- _Set exercise_: Copy the records below line for line, without changing any character.

- _Records for this task_:

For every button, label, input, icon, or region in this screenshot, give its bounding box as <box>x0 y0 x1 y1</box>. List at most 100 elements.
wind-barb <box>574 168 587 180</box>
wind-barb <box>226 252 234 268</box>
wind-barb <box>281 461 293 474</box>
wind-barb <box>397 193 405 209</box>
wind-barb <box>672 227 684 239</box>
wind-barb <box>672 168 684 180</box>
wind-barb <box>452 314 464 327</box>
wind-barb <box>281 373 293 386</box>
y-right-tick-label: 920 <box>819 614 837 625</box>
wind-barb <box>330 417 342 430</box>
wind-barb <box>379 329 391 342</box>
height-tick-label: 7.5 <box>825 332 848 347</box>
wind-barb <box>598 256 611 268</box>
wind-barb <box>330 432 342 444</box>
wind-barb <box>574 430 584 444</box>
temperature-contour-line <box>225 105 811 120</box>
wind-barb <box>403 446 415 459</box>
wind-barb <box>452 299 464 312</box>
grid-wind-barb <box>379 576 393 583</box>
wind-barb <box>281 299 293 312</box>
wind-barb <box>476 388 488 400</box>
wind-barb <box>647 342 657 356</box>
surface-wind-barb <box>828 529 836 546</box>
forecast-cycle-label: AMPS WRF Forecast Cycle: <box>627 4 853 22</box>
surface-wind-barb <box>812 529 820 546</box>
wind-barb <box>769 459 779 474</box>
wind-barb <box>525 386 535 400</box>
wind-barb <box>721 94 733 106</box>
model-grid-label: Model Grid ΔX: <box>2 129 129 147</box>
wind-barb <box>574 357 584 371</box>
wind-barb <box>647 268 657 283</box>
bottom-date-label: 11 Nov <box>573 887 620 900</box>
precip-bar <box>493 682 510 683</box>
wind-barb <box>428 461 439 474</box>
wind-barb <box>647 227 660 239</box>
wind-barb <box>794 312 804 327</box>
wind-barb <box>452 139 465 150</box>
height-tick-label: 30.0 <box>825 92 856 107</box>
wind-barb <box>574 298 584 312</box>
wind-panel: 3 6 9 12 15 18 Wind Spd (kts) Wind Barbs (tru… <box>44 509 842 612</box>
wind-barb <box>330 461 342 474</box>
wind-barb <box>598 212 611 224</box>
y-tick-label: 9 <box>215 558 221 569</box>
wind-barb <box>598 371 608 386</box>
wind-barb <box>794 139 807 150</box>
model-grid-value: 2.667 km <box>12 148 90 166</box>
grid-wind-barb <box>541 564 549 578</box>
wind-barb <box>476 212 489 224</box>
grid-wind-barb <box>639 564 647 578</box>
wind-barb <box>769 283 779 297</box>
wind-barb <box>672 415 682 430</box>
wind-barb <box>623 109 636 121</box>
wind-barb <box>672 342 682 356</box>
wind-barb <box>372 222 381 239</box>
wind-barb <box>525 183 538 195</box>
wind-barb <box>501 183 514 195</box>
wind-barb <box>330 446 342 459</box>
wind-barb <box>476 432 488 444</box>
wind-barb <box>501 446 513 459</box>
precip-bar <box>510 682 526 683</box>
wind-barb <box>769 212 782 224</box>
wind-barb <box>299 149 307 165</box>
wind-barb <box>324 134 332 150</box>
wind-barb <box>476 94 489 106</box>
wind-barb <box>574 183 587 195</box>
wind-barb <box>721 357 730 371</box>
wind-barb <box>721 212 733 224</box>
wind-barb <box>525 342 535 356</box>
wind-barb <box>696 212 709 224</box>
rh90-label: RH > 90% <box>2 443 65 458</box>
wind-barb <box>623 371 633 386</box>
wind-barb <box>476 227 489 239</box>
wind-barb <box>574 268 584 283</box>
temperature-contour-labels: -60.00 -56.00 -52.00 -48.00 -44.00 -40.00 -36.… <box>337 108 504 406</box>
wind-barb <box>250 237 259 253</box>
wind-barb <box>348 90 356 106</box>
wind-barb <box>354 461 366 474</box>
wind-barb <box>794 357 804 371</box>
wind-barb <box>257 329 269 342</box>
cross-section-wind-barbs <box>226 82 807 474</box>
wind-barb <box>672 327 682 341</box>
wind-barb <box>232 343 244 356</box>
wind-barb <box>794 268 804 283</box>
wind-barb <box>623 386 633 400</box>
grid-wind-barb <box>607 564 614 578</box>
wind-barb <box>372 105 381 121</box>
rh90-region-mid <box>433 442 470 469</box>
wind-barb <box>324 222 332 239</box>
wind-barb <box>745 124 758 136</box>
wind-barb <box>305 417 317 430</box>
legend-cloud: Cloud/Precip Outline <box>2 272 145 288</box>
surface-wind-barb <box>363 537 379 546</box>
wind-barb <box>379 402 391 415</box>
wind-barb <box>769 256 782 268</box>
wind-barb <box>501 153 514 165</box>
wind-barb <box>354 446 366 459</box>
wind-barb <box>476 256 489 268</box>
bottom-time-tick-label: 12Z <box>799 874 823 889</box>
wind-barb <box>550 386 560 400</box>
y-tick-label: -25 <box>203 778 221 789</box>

- _Exercise response_:
For every button, label, input, icon, or region in this screenshot, give its bounding box as <box>x0 y0 x1 y1</box>. List at most 100 elements.
wind-barb <box>574 168 587 180</box>
wind-barb <box>226 252 234 268</box>
wind-barb <box>281 461 293 474</box>
wind-barb <box>397 193 405 209</box>
wind-barb <box>672 227 684 239</box>
wind-barb <box>672 168 684 180</box>
wind-barb <box>452 314 464 327</box>
wind-barb <box>281 373 293 386</box>
y-right-tick-label: 920 <box>819 614 837 625</box>
wind-barb <box>330 417 342 430</box>
wind-barb <box>379 329 391 342</box>
height-tick-label: 7.5 <box>825 332 848 347</box>
wind-barb <box>598 256 611 268</box>
wind-barb <box>330 432 342 444</box>
wind-barb <box>574 430 584 444</box>
temperature-contour-line <box>225 105 811 120</box>
wind-barb <box>403 446 415 459</box>
wind-barb <box>452 299 464 312</box>
grid-wind-barb <box>379 576 393 583</box>
wind-barb <box>281 299 293 312</box>
wind-barb <box>476 388 488 400</box>
wind-barb <box>647 342 657 356</box>
surface-wind-barb <box>828 529 836 546</box>
forecast-cycle-label: AMPS WRF Forecast Cycle: <box>627 4 853 22</box>
surface-wind-barb <box>812 529 820 546</box>
wind-barb <box>769 459 779 474</box>
wind-barb <box>525 386 535 400</box>
wind-barb <box>721 94 733 106</box>
model-grid-label: Model Grid ΔX: <box>2 129 129 147</box>
wind-barb <box>574 357 584 371</box>
wind-barb <box>647 268 657 283</box>
bottom-date-label: 11 Nov <box>573 887 620 900</box>
precip-bar <box>493 682 510 683</box>
wind-barb <box>428 461 439 474</box>
wind-barb <box>647 227 660 239</box>
wind-barb <box>794 312 804 327</box>
wind-barb <box>452 139 465 150</box>
height-tick-label: 30.0 <box>825 92 856 107</box>
wind-barb <box>574 298 584 312</box>
wind-panel: 3 6 9 12 15 18 Wind Spd (kts) Wind Barbs (tru… <box>44 509 842 612</box>
wind-barb <box>330 461 342 474</box>
wind-barb <box>598 212 611 224</box>
y-tick-label: 9 <box>215 558 221 569</box>
wind-barb <box>598 371 608 386</box>
wind-barb <box>794 139 807 150</box>
model-grid-value: 2.667 km <box>12 148 90 166</box>
grid-wind-barb <box>541 564 549 578</box>
wind-barb <box>476 212 489 224</box>
grid-wind-barb <box>639 564 647 578</box>
wind-barb <box>769 283 779 297</box>
wind-barb <box>672 415 682 430</box>
wind-barb <box>623 109 636 121</box>
wind-barb <box>672 342 682 356</box>
wind-barb <box>372 222 381 239</box>
wind-barb <box>525 183 538 195</box>
wind-barb <box>501 183 514 195</box>
wind-barb <box>330 446 342 459</box>
wind-barb <box>476 432 488 444</box>
wind-barb <box>501 446 513 459</box>
precip-bar <box>510 682 526 683</box>
wind-barb <box>769 212 782 224</box>
wind-barb <box>299 149 307 165</box>
wind-barb <box>324 134 332 150</box>
wind-barb <box>476 94 489 106</box>
wind-barb <box>574 183 587 195</box>
wind-barb <box>721 357 730 371</box>
wind-barb <box>721 212 733 224</box>
wind-barb <box>525 342 535 356</box>
wind-barb <box>696 212 709 224</box>
rh90-label: RH > 90% <box>2 443 65 458</box>
wind-barb <box>623 371 633 386</box>
wind-barb <box>476 227 489 239</box>
wind-barb <box>574 268 584 283</box>
temperature-contour-labels: -60.00 -56.00 -52.00 -48.00 -44.00 -40.00 -36.… <box>337 108 504 406</box>
wind-barb <box>250 237 259 253</box>
wind-barb <box>348 90 356 106</box>
wind-barb <box>354 461 366 474</box>
wind-barb <box>794 357 804 371</box>
wind-barb <box>257 329 269 342</box>
cross-section-wind-barbs <box>226 82 807 474</box>
wind-barb <box>672 327 682 341</box>
wind-barb <box>232 343 244 356</box>
wind-barb <box>794 268 804 283</box>
wind-barb <box>623 386 633 400</box>
grid-wind-barb <box>607 564 614 578</box>
wind-barb <box>372 105 381 121</box>
rh90-region-mid <box>433 442 470 469</box>
wind-barb <box>324 222 332 239</box>
wind-barb <box>745 124 758 136</box>
wind-barb <box>305 417 317 430</box>
legend-cloud: Cloud/Precip Outline <box>2 272 145 288</box>
surface-wind-barb <box>363 537 379 546</box>
wind-barb <box>379 402 391 415</box>
wind-barb <box>769 256 782 268</box>
wind-barb <box>501 153 514 165</box>
wind-barb <box>354 446 366 459</box>
wind-barb <box>476 256 489 268</box>
bottom-time-tick-label: 12Z <box>799 874 823 889</box>
wind-barb <box>550 386 560 400</box>
y-tick-label: -25 <box>203 778 221 789</box>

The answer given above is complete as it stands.